---- Source records

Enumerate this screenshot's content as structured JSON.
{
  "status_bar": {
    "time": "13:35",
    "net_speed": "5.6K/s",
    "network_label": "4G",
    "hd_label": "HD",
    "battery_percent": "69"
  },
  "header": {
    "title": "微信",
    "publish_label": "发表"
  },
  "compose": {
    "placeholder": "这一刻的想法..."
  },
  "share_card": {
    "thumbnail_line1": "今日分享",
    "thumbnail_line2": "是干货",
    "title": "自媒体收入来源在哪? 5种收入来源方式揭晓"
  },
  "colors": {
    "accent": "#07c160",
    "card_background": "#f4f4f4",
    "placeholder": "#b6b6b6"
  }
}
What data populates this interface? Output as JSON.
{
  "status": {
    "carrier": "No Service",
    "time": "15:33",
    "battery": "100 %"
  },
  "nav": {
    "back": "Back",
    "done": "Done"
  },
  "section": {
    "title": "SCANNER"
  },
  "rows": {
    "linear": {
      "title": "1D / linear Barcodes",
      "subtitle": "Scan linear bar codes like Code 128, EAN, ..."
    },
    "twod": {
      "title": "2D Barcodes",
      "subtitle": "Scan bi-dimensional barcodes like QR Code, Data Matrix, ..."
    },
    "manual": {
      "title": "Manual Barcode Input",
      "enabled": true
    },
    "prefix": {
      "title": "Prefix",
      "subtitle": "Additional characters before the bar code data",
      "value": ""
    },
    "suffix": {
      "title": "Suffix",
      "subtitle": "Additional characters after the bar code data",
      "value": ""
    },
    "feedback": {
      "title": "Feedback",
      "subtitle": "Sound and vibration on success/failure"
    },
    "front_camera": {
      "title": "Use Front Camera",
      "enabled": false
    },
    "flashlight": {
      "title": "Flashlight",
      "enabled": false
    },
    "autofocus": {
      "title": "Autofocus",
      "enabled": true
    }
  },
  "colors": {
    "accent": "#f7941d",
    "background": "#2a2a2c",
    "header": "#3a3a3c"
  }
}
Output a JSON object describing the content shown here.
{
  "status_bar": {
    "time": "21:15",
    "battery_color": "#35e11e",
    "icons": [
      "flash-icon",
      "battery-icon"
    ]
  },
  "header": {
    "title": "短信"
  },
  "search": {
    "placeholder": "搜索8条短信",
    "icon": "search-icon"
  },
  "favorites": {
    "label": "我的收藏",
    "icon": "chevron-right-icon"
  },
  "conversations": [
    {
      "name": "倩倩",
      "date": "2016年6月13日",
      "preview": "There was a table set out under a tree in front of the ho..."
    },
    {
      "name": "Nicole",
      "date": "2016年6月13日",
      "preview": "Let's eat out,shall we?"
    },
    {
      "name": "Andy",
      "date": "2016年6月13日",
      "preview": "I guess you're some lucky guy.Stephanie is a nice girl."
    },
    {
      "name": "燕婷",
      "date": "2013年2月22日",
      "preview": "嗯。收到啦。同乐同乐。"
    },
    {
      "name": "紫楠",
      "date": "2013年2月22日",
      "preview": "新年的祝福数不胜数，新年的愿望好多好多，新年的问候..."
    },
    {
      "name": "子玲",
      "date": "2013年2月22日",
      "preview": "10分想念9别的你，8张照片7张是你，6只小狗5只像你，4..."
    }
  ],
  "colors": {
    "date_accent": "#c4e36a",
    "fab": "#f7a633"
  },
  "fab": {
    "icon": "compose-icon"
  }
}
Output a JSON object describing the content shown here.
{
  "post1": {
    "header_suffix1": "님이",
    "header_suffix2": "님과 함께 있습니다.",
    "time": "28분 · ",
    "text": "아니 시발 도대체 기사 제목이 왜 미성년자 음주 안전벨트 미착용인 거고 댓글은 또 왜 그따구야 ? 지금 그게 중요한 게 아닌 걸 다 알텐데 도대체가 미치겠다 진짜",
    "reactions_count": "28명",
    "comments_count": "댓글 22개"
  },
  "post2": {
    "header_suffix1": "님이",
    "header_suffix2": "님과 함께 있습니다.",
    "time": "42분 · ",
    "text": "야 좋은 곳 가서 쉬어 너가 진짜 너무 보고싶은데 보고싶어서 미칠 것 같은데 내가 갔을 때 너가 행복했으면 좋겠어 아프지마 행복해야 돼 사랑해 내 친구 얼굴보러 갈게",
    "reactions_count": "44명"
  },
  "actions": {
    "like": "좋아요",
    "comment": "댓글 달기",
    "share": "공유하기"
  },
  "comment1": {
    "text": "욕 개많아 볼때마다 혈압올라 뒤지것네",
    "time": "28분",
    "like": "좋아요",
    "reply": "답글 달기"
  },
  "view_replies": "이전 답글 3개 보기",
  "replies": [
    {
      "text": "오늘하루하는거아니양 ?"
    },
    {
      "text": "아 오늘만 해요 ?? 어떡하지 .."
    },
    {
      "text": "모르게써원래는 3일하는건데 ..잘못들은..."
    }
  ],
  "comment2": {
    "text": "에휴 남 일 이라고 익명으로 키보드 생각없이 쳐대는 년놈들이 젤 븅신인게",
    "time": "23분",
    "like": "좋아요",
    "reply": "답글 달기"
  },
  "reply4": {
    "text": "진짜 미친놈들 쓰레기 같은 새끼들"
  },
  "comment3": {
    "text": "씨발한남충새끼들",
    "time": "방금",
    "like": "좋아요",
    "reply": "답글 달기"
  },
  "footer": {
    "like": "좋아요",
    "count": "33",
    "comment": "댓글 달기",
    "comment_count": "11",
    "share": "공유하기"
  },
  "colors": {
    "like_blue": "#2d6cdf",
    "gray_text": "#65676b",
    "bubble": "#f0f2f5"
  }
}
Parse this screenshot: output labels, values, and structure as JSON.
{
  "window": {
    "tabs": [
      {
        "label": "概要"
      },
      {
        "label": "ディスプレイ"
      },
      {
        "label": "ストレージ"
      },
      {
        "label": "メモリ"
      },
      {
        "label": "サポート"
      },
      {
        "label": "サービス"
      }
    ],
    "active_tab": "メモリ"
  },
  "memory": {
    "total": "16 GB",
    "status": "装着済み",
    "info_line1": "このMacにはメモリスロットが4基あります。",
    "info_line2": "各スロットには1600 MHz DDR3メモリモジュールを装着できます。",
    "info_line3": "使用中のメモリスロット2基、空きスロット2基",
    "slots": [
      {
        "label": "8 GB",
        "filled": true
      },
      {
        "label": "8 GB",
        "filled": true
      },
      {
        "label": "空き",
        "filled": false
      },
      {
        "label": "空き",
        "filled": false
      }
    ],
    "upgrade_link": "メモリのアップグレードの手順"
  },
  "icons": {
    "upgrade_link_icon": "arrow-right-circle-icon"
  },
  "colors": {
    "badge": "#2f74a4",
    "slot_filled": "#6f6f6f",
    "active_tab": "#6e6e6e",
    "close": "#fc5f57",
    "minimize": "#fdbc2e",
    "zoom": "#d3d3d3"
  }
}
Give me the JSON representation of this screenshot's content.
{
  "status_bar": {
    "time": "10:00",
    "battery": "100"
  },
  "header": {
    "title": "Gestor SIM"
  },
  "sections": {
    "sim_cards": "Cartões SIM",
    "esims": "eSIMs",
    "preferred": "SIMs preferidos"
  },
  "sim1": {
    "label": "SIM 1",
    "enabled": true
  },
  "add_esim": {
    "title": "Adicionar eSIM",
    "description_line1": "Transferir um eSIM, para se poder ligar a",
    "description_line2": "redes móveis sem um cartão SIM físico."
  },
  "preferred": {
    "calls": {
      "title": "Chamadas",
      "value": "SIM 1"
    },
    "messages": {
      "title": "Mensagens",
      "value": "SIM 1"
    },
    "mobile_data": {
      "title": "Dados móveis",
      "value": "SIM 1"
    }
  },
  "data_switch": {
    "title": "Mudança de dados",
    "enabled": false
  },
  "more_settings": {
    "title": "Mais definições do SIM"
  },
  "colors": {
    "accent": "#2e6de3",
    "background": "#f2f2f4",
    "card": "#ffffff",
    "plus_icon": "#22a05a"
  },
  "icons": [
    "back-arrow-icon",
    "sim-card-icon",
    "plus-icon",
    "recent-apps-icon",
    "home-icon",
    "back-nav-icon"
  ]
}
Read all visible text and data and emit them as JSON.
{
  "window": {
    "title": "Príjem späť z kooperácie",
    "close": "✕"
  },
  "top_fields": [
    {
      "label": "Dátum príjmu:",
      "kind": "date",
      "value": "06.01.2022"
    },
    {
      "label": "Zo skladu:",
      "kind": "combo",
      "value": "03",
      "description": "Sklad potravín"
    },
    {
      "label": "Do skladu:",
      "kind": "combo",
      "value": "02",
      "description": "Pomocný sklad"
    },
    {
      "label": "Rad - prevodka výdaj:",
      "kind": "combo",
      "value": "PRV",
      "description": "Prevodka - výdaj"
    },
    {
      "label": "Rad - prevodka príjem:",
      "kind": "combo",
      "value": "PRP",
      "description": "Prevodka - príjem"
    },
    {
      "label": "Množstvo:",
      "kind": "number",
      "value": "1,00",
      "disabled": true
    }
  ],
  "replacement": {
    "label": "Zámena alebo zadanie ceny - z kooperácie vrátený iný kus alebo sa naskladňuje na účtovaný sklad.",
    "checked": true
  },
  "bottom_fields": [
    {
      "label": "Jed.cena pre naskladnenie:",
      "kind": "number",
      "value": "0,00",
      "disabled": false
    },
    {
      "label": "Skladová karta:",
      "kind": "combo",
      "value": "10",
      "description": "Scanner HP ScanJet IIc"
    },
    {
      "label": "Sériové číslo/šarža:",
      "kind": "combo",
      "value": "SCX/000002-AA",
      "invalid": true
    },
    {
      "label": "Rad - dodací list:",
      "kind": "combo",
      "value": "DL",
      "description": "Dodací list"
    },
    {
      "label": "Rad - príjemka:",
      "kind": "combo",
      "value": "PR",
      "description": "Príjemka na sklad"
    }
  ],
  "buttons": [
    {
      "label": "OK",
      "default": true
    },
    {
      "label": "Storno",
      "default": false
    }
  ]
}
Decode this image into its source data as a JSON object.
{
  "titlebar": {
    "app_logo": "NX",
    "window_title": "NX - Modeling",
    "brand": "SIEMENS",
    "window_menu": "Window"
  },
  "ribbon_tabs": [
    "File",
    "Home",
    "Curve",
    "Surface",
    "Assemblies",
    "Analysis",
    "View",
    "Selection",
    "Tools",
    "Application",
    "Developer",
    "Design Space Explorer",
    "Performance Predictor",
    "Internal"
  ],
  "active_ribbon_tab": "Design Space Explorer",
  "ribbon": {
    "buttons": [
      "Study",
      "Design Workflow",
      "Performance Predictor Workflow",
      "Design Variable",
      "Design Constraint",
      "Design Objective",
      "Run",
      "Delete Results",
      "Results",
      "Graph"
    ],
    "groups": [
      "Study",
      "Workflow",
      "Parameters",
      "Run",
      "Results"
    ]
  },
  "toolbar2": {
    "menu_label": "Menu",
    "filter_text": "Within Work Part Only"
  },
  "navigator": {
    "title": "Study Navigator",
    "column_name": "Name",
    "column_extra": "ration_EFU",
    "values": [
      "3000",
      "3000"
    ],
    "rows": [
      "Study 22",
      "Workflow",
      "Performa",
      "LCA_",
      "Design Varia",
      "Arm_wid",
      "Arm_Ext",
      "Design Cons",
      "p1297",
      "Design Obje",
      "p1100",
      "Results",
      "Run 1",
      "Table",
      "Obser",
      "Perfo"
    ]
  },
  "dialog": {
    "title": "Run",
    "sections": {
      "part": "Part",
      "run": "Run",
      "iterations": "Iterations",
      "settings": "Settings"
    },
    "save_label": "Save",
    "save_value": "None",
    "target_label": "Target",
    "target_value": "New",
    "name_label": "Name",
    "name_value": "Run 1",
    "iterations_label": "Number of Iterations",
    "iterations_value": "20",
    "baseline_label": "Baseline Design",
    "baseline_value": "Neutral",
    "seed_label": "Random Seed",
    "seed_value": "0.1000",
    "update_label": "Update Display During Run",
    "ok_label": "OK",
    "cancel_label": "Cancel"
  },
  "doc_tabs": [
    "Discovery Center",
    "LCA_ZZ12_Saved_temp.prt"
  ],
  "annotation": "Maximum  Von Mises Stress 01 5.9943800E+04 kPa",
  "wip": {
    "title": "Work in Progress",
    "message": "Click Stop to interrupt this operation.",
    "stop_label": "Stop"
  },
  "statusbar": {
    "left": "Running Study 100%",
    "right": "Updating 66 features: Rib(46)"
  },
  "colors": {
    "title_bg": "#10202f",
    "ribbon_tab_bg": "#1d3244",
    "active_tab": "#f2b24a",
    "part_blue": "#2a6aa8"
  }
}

--------

Goal of the exercise.
Gather up every line in the data above that contains the word "preferred", copying each one.

Output.
    "preferred": "SIMs preferidos"
  "preferred": {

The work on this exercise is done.